Problem
Copy out every line of the records where the string "казенных" occurs.

Supplied material

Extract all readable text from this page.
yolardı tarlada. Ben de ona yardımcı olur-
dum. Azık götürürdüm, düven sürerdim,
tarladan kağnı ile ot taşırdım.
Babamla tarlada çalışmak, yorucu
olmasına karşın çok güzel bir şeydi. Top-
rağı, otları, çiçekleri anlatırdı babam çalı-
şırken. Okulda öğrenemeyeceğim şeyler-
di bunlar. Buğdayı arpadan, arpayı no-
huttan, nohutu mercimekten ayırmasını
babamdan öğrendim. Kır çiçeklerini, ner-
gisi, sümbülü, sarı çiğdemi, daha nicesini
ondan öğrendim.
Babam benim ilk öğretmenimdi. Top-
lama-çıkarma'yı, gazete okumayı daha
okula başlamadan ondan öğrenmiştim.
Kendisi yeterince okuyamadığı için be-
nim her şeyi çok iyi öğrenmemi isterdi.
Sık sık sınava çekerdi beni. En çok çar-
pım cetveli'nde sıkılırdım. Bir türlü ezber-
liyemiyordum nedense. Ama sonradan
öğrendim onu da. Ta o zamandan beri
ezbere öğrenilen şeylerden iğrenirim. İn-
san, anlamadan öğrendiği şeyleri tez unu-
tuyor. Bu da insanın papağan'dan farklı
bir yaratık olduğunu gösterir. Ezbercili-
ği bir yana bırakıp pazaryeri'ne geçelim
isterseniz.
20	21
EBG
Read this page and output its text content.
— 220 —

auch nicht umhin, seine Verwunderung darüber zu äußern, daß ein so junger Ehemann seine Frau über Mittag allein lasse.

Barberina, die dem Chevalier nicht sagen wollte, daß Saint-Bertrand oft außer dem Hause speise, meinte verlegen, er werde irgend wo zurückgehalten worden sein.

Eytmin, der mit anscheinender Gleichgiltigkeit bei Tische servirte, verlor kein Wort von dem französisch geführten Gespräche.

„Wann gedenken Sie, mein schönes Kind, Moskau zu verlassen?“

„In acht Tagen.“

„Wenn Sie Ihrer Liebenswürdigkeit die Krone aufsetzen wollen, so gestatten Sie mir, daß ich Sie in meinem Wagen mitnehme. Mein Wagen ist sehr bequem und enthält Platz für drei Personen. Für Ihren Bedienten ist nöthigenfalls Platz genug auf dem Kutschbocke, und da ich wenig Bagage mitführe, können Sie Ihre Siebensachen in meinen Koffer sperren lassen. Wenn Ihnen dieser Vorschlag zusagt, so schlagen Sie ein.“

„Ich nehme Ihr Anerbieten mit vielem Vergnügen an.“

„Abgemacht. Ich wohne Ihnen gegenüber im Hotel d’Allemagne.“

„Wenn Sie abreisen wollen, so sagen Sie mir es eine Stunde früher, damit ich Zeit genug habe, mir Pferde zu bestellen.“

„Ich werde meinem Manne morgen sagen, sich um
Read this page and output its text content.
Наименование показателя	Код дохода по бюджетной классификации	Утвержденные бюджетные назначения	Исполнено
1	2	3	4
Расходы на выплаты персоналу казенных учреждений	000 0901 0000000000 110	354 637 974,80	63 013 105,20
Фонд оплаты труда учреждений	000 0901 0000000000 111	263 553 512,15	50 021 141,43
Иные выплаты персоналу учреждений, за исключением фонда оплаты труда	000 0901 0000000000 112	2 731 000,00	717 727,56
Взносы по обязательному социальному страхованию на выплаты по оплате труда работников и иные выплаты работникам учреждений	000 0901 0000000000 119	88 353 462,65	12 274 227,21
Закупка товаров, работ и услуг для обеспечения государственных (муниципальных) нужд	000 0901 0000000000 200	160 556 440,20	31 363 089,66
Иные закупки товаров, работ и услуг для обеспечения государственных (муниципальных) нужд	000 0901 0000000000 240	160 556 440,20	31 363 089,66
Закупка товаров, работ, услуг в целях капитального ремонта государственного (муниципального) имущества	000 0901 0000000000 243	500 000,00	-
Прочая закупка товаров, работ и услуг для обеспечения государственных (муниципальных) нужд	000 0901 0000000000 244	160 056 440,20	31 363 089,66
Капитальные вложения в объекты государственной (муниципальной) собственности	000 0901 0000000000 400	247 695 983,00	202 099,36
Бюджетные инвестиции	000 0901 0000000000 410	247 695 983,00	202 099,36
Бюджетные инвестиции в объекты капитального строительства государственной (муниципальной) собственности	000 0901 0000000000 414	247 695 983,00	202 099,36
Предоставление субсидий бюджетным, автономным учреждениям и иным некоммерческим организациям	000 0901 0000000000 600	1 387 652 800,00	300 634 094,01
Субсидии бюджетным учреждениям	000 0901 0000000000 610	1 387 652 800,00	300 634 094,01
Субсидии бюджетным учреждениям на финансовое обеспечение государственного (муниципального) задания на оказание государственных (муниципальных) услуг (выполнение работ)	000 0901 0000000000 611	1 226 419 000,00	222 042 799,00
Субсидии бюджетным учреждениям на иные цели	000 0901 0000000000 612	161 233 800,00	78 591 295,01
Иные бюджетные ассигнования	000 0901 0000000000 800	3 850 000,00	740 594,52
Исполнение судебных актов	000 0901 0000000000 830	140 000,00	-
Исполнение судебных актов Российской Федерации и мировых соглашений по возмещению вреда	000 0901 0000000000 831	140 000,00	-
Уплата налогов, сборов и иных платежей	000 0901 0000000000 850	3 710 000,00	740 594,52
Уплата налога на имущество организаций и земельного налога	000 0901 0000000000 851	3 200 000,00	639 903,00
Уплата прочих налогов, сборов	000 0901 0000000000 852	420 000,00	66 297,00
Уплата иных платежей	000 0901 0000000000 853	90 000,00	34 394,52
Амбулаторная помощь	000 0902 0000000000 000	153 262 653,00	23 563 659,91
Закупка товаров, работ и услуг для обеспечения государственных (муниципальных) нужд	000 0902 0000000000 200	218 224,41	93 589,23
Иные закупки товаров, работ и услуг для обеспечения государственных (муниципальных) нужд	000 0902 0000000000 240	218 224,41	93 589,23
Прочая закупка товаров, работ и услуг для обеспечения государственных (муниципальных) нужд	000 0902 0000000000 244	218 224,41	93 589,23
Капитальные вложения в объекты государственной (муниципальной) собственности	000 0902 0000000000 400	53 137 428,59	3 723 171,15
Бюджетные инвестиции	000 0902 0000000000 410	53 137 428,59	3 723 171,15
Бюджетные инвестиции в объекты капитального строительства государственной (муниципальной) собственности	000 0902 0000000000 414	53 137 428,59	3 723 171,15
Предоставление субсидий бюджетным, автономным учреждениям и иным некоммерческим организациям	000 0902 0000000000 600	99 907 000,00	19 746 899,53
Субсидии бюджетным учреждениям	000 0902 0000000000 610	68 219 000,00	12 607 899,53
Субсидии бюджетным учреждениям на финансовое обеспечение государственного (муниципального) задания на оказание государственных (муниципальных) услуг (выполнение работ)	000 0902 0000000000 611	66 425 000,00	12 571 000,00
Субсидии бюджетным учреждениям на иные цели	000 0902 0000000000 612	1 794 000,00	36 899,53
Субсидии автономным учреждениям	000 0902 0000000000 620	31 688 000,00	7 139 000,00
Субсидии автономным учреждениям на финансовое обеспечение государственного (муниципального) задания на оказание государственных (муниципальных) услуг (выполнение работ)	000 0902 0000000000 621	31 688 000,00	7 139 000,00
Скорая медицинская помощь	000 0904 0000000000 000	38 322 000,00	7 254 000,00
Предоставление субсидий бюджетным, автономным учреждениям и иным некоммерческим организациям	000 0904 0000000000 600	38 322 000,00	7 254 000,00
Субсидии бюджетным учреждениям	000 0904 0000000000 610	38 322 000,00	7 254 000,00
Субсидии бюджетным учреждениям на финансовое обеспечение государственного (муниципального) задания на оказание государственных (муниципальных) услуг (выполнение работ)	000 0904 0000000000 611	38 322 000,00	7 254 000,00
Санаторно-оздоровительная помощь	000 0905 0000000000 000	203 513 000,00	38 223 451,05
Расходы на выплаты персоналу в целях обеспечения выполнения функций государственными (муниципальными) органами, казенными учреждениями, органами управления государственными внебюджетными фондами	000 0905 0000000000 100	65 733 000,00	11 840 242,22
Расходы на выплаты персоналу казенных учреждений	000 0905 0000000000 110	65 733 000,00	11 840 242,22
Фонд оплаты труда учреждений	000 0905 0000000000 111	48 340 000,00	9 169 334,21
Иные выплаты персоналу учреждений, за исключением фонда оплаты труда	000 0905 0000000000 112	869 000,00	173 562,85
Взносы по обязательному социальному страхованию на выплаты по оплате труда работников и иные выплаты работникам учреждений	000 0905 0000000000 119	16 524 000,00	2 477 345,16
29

Correct output
Расходы на выплаты персоналу казенных учреждений	000 0901 0000000000 110	354 637 974,80	63 013 105,20
Расходы на выплаты персоналу казенных учреждений	000 0905 0000000000 110	65 733 000,00	11 840 242,22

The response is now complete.